Write out each line exactly as given. Leave the pictures out of your copy.
====== EXTRACTED INFORMATION
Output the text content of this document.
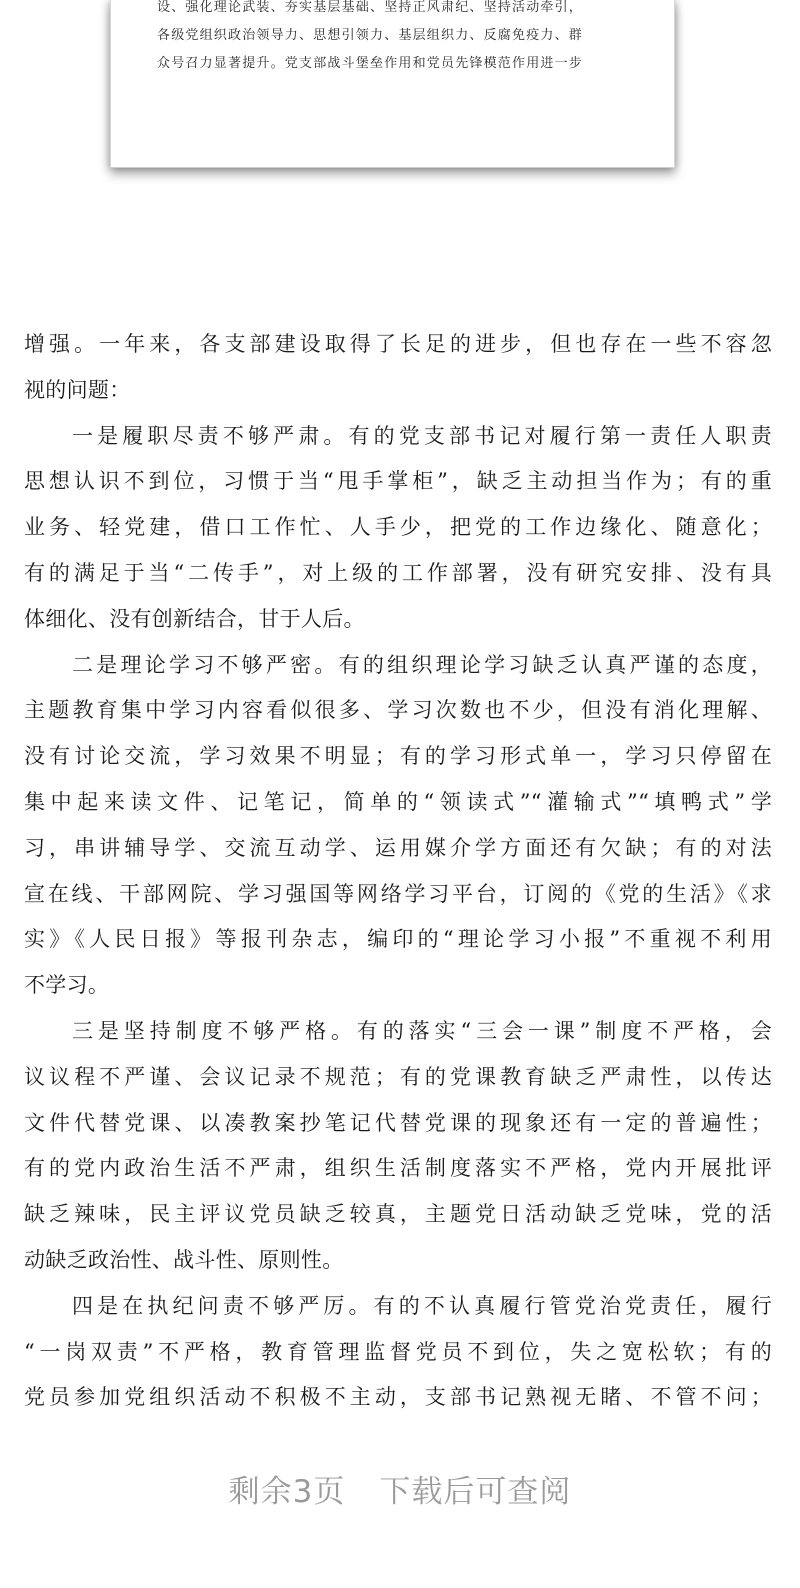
设、强化理论武装、夯实基层基础、坚持正风肃纪、坚持活动牵引，
各级党组织政治领导力、思想引领力、基层组织力、反腐免疫力、群
众号召力显著提升。党支部战斗堡垒作用和党员先锋模范作用进一步
增强。一年来，各支部建设取得了长足的进步，但也存在一些不容忽
视的问题：
一是履职尽责不够严肃。有的党支部书记对履行第一责任人职责
思想认识不到位，习惯于当“甩手掌柜”，缺乏主动担当作为；有的重
业务、轻党建，借口工作忙、人手少，把党的工作边缘化、随意化；
有的满足于当“二传手”，对上级的工作部署，没有研究安排、没有具
体细化、没有创新结合，甘于人后。
二是理论学习不够严密。有的组织理论学习缺乏认真严谨的态度，
主题教育集中学习内容看似很多、学习次数也不少，但没有消化理解、
没有讨论交流，学习效果不明显；有的学习形式单一，学习只停留在
集中起来读文件、记笔记，简单的“领读式”“灌输式”“填鸭式”学
习，串讲辅导学、交流互动学、运用媒介学方面还有欠缺；有的对法
宣在线、干部网院、学习强国等网络学习平台，订阅的《党的生活》《求
实》《人民日报》等报刊杂志，编印的“理论学习小报”不重视不利用
不学习。
三是坚持制度不够严格。有的落实“三会一课”制度不严格，会
议议程不严谨、会议记录不规范；有的党课教育缺乏严肃性，以传达
文件代替党课、以凑教案抄笔记代替党课的现象还有一定的普遍性；
有的党内政治生活不严肃，组织生活制度落实不严格，党内开展批评
缺乏辣味，民主评议党员缺乏较真，主题党日活动缺乏党味，党的活
动缺乏政治性、战斗性、原则性。
四是在执纪问责不够严厉。有的不认真履行管党治党责任，履行
“一岗双责”不严格，教育管理监督党员不到位，失之宽松软；有的
党员参加党组织活动不积极不主动，支部书记熟视无睹、不管不问；
剩余3页 下载后可查阅
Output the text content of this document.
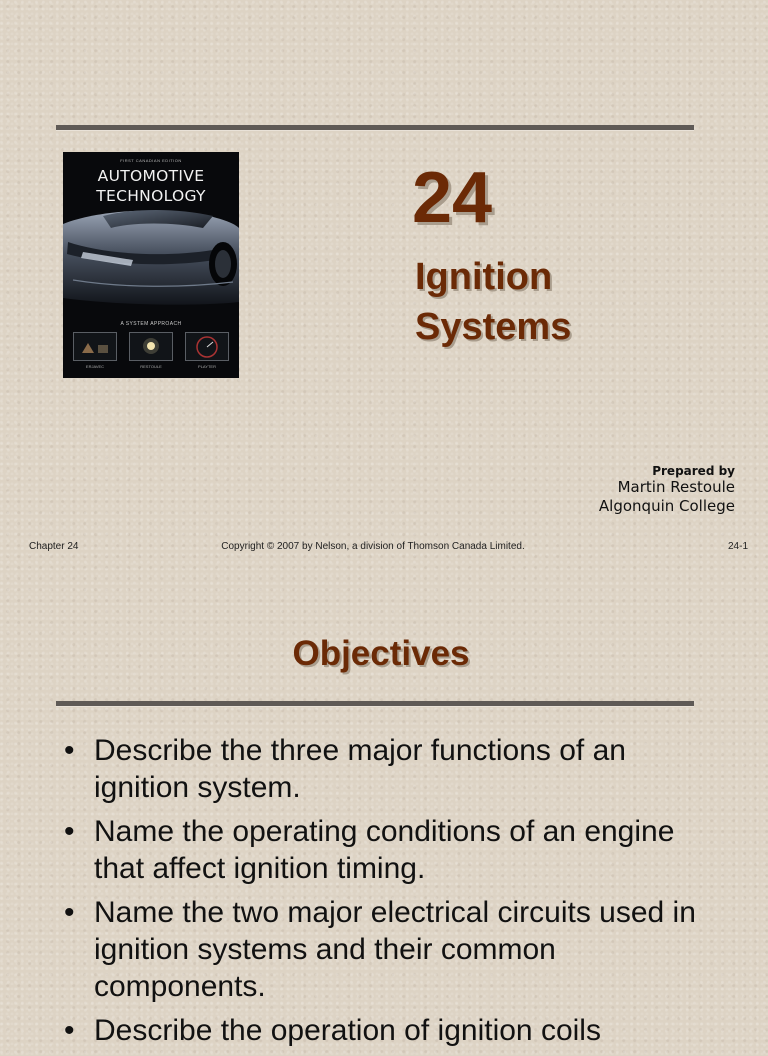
FIRST CANADIAN EDITION
AUTOMOTIVE
TECHNOLOGY
A SYSTEM APPROACH
ERJAVEC	RESTOULE	PLAYTER
24
Ignition
Systems
Prepared by
Martin Restoule
Algonquin College
Chapter 24	Copyright © 2007 by Nelson, a division of Thomson Canada Limited.	24-1
Objectives
• Describe the three major functions of an ignition system.
• Name the operating conditions of an engine that affect ignition timing.
• Name the two major electrical circuits used in ignition systems and their common components.
• Describe the operation of ignition coils
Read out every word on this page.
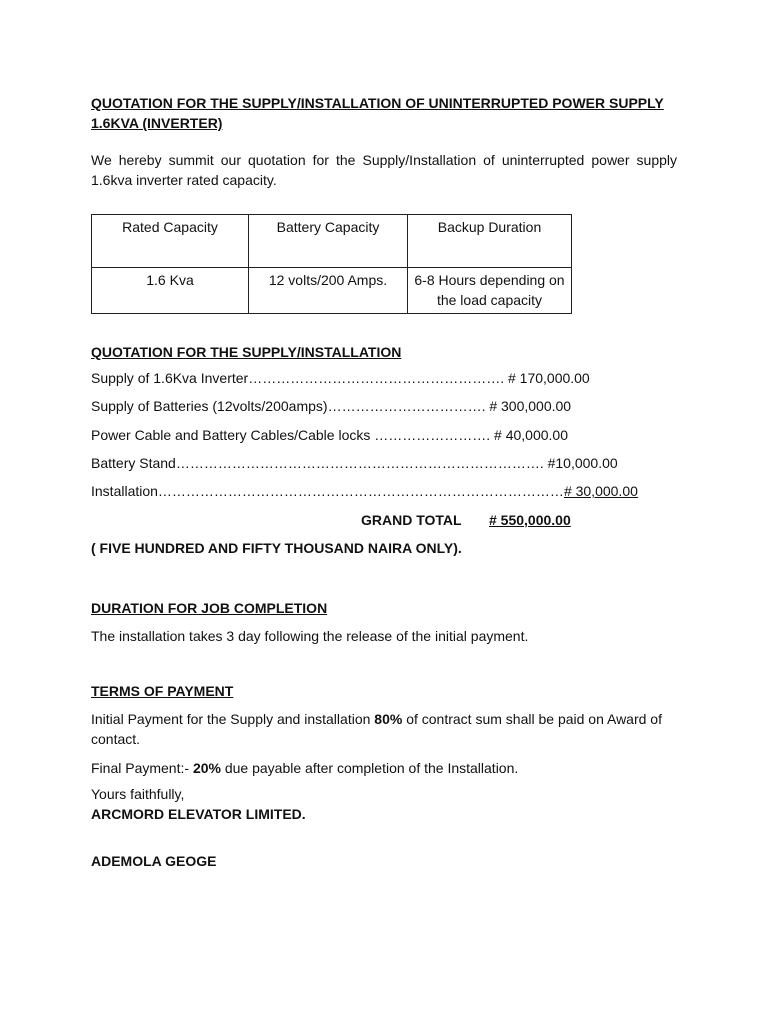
QUOTATION FOR THE SUPPLY/INSTALLATION OF UNINTERRUPTED POWER SUPPLY
1.6KVA (INVERTER)

We hereby summit our quotation for the Supply/Installation of uninterrupted power supply 1.6kva inverter rated capacity.

Rated Capacity	Battery Capacity	Backup Duration
1.6 Kva	12 volts/200 Amps.	6-8 Hours depending on the load capacity

QUOTATION FOR THE SUPPLY/INSTALLATION

Supply of 1.6Kva Inverter………………………………………………. # 170,000.00

Supply of Batteries (12volts/200amps)……………………………. # 300,000.00

Power Cable and Battery Cables/Cable locks ……………………. # 40,000.00

Battery Stand……………………………………………………………………. #10,000.00

Installation……………………………………………………………………………# 30,000.00

GRAND TOTAL # 550,000.00

( FIVE HUNDRED AND FIFTY THOUSAND NAIRA ONLY).

DURATION FOR JOB COMPLETION

The installation takes 3 day following the release of the initial payment.

TERMS OF PAYMENT

Initial Payment for the Supply and installation 80% of contract sum shall be paid on Award of contact.

Final Payment:- 20% due payable after completion of the Installation.

Yours faithfully,

ARCMORD ELEVATOR LIMITED.

ADEMOLA GEOGE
============
WORKED ANSWER:
Output the text content of this document.
设、强化理论武装、夯实基层基础、坚持正风肃纪、坚持活动牵引，
各级党组织政治领导力、思想引领力、基层组织力、反腐免疫力、群
众号召力显著提升。党支部战斗堡垒作用和党员先锋模范作用进一步
增强。一年来，各支部建设取得了长足的进步，但也存在一些不容忽
视的问题：
一是履职尽责不够严肃。有的党支部书记对履行第一责任人职责
思想认识不到位，习惯于当“甩手掌柜”，缺乏主动担当作为；有的重
业务、轻党建，借口工作忙、人手少，把党的工作边缘化、随意化；
有的满足于当“二传手”，对上级的工作部署，没有研究安排、没有具
体细化、没有创新结合，甘于人后。
二是理论学习不够严密。有的组织理论学习缺乏认真严谨的态度，
主题教育集中学习内容看似很多、学习次数也不少，但没有消化理解、
没有讨论交流，学习效果不明显；有的学习形式单一，学习只停留在
集中起来读文件、记笔记，简单的“领读式”“灌输式”“填鸭式”学
习，串讲辅导学、交流互动学、运用媒介学方面还有欠缺；有的对法
宣在线、干部网院、学习强国等网络学习平台，订阅的《党的生活》《求
实》《人民日报》等报刊杂志，编印的“理论学习小报”不重视不利用
不学习。
三是坚持制度不够严格。有的落实“三会一课”制度不严格，会
议议程不严谨、会议记录不规范；有的党课教育缺乏严肃性，以传达
文件代替党课、以凑教案抄笔记代替党课的现象还有一定的普遍性；
有的党内政治生活不严肃，组织生活制度落实不严格，党内开展批评
缺乏辣味，民主评议党员缺乏较真，主题党日活动缺乏党味，党的活
动缺乏政治性、战斗性、原则性。
四是在执纪问责不够严厉。有的不认真履行管党治党责任，履行
“一岗双责”不严格，教育管理监督党员不到位，失之宽松软；有的
党员参加党组织活动不积极不主动，支部书记熟视无睹、不管不问；
剩余3页 下载后可查阅
Output the text content of this document.
FIRST CANADIAN EDITION
AUTOMOTIVE
TECHNOLOGY
A SYSTEM APPROACH
ERJAVEC	RESTOULE	PLAYTER
24
Ignition
Systems
Prepared by
Martin Restoule
Algonquin College
Chapter 24	Copyright © 2007 by Nelson, a division of Thomson Canada Limited.	24-1
Objectives
• Describe the three major functions of an ignition system.
• Name the operating conditions of an engine that affect ignition timing.
• Name the two major electrical circuits used in ignition systems and their common components.
• Describe the operation of ignition coils
Read out every word on this page.
QUOTATION FOR THE SUPPLY/INSTALLATION OF UNINTERRUPTED POWER SUPPLY
1.6KVA (INVERTER)

We hereby summit our quotation for the Supply/Installation of uninterrupted power supply 1.6kva inverter rated capacity.

Rated Capacity	Battery Capacity	Backup Duration
1.6 Kva	12 volts/200 Amps.	6-8 Hours depending on the load capacity

QUOTATION FOR THE SUPPLY/INSTALLATION

Supply of 1.6Kva Inverter………………………………………………. # 170,000.00

Supply of Batteries (12volts/200amps)……………………………. # 300,000.00

Power Cable and Battery Cables/Cable locks ……………………. # 40,000.00

Battery Stand……………………………………………………………………. #10,000.00

Installation……………………………………………………………………………# 30,000.00

GRAND TOTAL # 550,000.00

( FIVE HUNDRED AND FIFTY THOUSAND NAIRA ONLY).

DURATION FOR JOB COMPLETION

The installation takes 3 day following the release of the initial payment.

TERMS OF PAYMENT

Initial Payment for the Supply and installation 80% of contract sum shall be paid on Award of contact.

Final Payment:- 20% due payable after completion of the Installation.

Yours faithfully,

ARCMORD ELEVATOR LIMITED.

ADEMOLA GEOGE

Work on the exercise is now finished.